## What to work on
Select and reproduce each line of the listing below that bears the string "Linux".

## Record set
------------------------------------------------

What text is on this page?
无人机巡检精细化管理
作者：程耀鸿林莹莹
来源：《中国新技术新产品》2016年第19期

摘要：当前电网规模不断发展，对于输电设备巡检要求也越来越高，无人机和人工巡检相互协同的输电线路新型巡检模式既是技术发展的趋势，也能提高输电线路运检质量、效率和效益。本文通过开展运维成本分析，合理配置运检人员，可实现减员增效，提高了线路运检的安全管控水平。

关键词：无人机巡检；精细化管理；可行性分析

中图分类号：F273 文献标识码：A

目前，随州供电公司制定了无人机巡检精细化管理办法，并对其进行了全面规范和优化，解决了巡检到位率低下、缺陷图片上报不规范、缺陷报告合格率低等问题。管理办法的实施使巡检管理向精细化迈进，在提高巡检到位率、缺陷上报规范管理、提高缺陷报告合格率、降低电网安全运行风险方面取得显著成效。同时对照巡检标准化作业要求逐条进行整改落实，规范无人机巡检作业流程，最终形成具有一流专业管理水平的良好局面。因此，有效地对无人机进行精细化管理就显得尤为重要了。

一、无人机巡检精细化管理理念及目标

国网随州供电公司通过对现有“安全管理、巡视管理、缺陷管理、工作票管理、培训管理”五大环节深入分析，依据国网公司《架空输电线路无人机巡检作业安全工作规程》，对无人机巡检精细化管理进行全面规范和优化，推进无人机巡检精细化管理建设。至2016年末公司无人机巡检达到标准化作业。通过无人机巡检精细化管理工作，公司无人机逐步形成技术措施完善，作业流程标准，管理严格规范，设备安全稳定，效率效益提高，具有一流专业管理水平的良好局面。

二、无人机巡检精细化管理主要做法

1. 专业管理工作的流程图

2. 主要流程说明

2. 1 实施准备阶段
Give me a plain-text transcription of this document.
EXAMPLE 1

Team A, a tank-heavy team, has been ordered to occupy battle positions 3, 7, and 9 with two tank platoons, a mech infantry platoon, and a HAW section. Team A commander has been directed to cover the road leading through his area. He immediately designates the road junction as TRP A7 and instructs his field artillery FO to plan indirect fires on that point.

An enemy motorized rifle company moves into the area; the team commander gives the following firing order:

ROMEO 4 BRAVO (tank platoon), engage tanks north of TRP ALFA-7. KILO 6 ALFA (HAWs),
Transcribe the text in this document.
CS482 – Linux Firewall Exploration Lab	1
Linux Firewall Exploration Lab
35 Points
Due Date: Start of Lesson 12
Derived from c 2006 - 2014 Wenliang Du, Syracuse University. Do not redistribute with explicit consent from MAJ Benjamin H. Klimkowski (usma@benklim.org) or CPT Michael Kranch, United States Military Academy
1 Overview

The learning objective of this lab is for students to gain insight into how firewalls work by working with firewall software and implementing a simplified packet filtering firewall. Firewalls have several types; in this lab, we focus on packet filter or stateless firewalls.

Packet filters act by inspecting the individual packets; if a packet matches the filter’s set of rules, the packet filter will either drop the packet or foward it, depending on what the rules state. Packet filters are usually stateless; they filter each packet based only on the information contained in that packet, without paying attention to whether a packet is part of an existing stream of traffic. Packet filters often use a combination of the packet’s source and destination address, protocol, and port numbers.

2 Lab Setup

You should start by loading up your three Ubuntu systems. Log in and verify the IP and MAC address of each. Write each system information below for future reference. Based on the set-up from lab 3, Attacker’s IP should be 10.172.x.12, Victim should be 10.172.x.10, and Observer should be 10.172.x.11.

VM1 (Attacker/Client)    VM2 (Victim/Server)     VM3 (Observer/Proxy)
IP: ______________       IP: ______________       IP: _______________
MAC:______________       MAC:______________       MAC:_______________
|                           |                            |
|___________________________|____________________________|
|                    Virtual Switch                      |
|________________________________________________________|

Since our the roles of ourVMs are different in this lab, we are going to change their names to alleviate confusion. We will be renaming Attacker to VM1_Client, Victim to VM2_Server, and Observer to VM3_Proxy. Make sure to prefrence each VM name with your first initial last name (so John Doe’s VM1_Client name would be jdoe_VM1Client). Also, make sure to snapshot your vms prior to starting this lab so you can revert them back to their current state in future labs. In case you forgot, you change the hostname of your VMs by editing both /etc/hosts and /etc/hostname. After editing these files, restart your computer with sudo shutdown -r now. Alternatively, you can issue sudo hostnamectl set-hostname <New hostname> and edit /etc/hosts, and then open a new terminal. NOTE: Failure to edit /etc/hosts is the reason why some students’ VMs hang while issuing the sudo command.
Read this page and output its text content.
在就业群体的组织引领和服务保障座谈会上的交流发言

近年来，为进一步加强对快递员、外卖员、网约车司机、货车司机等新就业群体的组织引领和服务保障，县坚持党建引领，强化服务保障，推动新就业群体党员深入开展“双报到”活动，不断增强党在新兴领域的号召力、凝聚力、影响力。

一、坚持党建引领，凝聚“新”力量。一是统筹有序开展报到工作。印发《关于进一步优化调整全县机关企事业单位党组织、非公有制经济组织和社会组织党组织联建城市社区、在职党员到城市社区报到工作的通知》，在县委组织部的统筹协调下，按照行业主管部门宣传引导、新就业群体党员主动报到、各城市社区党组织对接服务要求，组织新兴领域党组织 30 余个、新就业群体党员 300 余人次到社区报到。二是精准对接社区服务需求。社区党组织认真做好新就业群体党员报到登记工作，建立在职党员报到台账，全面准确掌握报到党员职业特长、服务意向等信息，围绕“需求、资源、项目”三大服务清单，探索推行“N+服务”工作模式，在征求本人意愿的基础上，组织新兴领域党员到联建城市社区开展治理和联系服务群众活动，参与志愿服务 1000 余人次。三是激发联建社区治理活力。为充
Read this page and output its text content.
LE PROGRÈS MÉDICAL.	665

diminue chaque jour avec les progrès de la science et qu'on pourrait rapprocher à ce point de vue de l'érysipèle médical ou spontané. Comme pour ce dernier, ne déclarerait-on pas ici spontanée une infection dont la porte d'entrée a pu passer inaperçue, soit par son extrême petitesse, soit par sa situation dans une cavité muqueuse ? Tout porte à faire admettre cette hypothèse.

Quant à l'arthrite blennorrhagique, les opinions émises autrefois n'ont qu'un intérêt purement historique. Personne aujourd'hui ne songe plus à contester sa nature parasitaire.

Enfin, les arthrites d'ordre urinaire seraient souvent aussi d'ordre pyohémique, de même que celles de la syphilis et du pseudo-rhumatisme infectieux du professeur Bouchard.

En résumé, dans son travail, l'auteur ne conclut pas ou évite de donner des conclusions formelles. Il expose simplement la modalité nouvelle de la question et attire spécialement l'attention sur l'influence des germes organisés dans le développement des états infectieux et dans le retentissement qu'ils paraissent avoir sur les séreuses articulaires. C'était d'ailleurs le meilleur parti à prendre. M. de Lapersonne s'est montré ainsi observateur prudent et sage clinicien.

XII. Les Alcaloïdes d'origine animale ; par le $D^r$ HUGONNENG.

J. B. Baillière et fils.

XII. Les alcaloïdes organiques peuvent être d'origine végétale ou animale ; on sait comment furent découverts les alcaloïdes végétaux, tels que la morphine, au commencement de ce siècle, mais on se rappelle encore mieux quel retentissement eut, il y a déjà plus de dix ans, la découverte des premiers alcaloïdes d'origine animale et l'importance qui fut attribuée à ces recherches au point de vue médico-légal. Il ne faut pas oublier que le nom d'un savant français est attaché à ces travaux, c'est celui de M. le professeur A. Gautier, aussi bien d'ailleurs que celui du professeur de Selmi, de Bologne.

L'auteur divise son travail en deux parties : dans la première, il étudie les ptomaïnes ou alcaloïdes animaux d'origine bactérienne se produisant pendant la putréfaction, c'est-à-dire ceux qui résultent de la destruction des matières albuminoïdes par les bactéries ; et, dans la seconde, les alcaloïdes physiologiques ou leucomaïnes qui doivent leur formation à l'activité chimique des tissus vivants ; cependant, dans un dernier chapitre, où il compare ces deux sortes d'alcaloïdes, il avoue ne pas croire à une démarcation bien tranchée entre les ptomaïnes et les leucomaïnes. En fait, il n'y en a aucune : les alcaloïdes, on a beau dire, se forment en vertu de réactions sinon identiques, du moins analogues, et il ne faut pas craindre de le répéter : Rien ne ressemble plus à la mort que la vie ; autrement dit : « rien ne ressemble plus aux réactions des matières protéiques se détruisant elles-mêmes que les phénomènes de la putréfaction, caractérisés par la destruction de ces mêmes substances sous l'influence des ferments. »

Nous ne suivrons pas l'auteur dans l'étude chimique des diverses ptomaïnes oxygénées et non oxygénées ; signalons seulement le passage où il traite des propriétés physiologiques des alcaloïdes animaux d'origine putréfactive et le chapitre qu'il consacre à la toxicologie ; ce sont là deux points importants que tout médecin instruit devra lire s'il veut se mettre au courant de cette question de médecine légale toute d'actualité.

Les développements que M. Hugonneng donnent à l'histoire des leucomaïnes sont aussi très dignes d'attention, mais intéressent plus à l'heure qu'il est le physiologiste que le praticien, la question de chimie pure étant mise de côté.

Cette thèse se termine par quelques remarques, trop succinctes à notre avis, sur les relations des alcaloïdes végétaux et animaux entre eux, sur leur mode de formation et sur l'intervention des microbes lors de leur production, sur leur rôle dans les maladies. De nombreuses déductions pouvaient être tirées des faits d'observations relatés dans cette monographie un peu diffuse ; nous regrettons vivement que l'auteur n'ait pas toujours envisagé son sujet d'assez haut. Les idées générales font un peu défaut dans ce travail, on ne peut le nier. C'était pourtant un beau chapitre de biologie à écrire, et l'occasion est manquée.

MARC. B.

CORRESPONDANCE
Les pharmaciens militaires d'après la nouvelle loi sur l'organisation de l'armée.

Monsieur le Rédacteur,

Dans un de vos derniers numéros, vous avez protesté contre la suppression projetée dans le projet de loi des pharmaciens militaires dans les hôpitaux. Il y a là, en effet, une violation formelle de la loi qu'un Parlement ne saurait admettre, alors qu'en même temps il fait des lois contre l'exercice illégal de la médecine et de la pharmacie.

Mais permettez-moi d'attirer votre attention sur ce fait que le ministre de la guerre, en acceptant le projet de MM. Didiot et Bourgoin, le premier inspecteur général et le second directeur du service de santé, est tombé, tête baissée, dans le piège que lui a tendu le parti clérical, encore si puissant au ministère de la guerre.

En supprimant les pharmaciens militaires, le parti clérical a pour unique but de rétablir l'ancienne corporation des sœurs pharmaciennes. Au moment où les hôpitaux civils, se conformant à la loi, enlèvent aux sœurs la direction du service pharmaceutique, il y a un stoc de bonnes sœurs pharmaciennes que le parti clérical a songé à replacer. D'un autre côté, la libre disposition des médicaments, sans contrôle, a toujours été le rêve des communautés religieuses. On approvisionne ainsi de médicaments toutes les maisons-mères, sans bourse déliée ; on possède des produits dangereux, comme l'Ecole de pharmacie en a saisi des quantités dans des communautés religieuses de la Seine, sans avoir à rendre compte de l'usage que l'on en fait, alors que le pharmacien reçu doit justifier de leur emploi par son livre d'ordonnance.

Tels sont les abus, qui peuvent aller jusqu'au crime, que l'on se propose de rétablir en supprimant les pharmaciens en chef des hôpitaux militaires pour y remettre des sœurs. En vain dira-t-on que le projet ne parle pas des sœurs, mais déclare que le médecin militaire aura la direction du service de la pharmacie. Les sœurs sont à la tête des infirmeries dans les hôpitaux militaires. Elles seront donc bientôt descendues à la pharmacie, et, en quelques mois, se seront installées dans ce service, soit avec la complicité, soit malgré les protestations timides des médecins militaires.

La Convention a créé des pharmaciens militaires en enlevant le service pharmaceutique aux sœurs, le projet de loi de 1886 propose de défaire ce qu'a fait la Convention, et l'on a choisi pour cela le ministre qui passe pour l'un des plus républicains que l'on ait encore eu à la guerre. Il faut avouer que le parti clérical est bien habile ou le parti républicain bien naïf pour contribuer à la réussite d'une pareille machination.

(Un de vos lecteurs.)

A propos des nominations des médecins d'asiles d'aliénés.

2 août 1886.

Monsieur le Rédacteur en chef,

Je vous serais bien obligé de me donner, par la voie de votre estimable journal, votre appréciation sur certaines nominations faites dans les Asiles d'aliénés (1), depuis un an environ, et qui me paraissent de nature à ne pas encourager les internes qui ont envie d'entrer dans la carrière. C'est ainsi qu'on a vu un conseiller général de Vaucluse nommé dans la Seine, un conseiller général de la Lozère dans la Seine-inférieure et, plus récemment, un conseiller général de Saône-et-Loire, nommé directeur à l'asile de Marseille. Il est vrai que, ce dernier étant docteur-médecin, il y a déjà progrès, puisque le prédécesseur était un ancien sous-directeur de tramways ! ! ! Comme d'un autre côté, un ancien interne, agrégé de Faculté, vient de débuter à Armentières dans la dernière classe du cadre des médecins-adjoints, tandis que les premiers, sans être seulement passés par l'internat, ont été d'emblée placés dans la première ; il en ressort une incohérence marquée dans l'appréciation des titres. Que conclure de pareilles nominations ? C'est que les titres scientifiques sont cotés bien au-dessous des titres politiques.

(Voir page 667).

------------------------------------------------

## Solution to this task
CS482 – Linux Firewall Exploration Lab	1
Linux Firewall Exploration Lab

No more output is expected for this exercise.